> **Text**:
--------------------------------

It’s the ones closest to the addict who are in the best position to see the reach for help, and addicts will signal it in many ways. Here are the ten most common signs of an addict’s cry for help:
- Heightened tolerance
- Deceptive behavior
- Deterioration in appearance
- Forgetting their actions and words
- Financial struggles
- Risky behavior
- Moody and unpredictable
- Shifting from being responsible to barely getting by
- Worsening mental health
These are red flags that your loved one is facing addiction and is subconsciously or consciously crying out for help. Intervention may be imperative.
- Heightened tolerance: They need a lot more alcohol, prescription pain medication or street drugs — whatever their substance of choice might be — to get the effect they’re seeking. You might notice they’re filling a prescription more often, or buying an extra case of beer more often. This is because, as an addiction escalates, tolerance develops and the body requires more of the drug just to feel “normal.”
- Deceptive behavior: The addict will try to disguise their behavior. They might do this by hiding bottles of alcohol, showing up at events already intoxicated so they don’t appear to drink too much in public, or hiding prescription medications in unmarked bottles so you can’t identify them as addictive substances.
- Deterioration in appearance: A person facing addiction will have a noticeable deterioration in appearance. An addict has one goal each day, which is to get the substance fix they need. As this need becomes more pressing, other needs get left by the wayside. Their clothes may appear disheveled. They may shave less often. They might appear tired and haggard much of the time. Women often try to disguise this with more makeup.
Remember, however, that an addict will put enormous effort into hiding their problem, so a decline in appearance may not occur until the later stages of addiction.
- Forgetting what they did or said: It’s common for heavy substance abusers to experience blackouts or brownouts. These are periods of time that the addict cannot recall. They might have a hazy recall or no recall of events that occurred when they were intoxicated. You might remark on something they said or did at a party and they look utterly baffled. This is a sign of serious substance abuse, especially if it occurs more than once or twice.

--------------------------------

> **Problems and tasks**:
- a) Reproduce the text on signs of addiction word for word, starting at "- Deceptive behavior: The" and ending at "with more makeup.".
- b) In the text on signs of addiction, how do women often try to disguise a deterioration in appearance?

[Stored dataset items]
--------------------------------

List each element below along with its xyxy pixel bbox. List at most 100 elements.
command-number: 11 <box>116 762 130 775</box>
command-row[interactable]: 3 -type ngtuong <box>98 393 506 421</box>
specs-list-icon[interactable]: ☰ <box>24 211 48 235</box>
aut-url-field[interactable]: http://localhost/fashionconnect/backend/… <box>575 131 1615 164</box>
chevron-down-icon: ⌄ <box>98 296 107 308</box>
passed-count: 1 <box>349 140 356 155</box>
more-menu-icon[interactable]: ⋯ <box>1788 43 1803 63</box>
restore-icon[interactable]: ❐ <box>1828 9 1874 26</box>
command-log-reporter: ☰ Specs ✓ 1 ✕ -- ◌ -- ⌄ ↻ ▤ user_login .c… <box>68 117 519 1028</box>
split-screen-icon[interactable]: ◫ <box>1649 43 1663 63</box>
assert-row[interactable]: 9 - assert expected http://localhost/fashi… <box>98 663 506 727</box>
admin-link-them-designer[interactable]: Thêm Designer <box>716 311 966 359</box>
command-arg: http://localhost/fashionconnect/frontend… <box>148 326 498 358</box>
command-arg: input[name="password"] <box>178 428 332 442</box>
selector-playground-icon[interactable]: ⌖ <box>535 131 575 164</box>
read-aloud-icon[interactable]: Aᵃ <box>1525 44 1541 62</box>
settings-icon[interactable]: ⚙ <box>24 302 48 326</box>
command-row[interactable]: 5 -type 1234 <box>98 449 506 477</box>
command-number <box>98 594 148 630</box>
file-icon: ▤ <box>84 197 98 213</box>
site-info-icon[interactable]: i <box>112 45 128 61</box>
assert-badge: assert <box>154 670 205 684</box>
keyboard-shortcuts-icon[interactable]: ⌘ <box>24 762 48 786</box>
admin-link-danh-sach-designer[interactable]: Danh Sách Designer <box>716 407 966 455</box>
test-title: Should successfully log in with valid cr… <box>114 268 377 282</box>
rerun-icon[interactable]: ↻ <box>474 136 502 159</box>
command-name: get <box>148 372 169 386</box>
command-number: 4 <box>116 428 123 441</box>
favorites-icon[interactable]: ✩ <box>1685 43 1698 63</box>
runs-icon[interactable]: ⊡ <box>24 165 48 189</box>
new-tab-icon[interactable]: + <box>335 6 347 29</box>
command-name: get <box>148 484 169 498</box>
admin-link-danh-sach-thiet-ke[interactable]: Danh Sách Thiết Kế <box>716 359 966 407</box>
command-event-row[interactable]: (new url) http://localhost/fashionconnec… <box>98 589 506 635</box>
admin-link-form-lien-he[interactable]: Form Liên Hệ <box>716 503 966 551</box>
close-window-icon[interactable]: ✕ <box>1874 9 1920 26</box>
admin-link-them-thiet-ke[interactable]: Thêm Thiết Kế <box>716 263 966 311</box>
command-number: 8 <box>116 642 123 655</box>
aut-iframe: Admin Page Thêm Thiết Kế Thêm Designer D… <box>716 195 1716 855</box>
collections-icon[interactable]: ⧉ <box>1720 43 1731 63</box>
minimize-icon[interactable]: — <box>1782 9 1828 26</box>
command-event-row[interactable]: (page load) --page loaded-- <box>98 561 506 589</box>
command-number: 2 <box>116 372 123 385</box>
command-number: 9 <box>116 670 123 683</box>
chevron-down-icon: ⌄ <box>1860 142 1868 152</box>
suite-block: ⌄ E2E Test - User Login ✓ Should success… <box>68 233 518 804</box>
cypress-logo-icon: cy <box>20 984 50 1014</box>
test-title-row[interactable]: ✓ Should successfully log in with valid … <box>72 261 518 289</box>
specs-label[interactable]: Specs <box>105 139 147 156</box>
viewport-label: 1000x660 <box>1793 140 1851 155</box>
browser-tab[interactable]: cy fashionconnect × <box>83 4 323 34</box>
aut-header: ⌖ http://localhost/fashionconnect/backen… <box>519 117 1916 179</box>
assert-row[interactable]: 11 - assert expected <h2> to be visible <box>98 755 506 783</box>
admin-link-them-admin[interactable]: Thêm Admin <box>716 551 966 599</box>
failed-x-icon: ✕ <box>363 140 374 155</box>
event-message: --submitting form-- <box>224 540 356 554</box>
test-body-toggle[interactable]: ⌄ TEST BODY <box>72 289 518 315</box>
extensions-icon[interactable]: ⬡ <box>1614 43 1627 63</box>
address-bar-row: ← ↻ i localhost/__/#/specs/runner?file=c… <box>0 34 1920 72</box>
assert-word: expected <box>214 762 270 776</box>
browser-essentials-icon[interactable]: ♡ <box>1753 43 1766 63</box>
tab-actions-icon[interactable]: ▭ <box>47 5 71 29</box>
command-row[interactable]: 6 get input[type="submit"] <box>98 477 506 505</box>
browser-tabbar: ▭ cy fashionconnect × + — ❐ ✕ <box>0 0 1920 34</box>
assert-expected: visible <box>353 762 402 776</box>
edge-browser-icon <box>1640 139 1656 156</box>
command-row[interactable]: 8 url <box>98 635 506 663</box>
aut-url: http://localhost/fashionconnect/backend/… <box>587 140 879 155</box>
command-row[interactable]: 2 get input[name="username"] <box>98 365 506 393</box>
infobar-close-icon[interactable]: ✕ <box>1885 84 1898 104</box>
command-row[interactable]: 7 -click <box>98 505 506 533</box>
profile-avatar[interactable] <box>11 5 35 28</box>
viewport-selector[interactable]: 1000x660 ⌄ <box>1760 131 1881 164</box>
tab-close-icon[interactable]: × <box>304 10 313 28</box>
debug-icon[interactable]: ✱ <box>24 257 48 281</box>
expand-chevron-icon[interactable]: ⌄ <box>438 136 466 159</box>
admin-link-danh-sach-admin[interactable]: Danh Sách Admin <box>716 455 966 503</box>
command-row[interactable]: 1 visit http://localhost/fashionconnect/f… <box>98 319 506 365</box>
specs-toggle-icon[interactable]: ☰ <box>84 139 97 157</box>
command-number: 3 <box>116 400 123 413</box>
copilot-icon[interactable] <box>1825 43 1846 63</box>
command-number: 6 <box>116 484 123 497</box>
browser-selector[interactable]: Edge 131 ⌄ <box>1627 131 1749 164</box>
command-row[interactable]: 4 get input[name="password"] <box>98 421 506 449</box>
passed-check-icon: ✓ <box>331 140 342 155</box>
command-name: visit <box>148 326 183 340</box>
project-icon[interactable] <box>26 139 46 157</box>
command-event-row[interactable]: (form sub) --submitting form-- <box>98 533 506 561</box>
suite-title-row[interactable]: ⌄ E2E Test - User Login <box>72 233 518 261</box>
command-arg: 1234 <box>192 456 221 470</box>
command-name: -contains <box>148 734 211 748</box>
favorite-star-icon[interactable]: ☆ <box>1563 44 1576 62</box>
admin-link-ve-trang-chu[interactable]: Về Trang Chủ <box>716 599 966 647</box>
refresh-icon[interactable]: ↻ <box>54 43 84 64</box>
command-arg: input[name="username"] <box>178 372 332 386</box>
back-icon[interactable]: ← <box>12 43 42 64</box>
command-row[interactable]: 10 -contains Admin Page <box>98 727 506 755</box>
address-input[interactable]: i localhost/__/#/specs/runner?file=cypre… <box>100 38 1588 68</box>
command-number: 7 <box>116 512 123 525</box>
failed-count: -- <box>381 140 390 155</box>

--------------------------------

> **Numbered answers**:
- a)
- Deceptive behavior: The addict will try to disguise their behavior. They might do this by hiding bottles of alcohol, showing up at events already intoxicated so they don’t appear to drink too much in public, or hiding prescription medications in unmarked bottles so you can’t identify them as addictive substances.
- Deterioration in appearance: A person facing addiction will have a noticeable deterioration in appearance. An addict has one goal each day, which is to get the substance fix they need. As this need becomes more pressing, other needs get left by the wayside. Their clothes may appear disheveled. They may shave less often. They might appear tired and haggard much of the time. Women often try to disguise this with more makeup.

- b) They often try to disguise it with more makeup.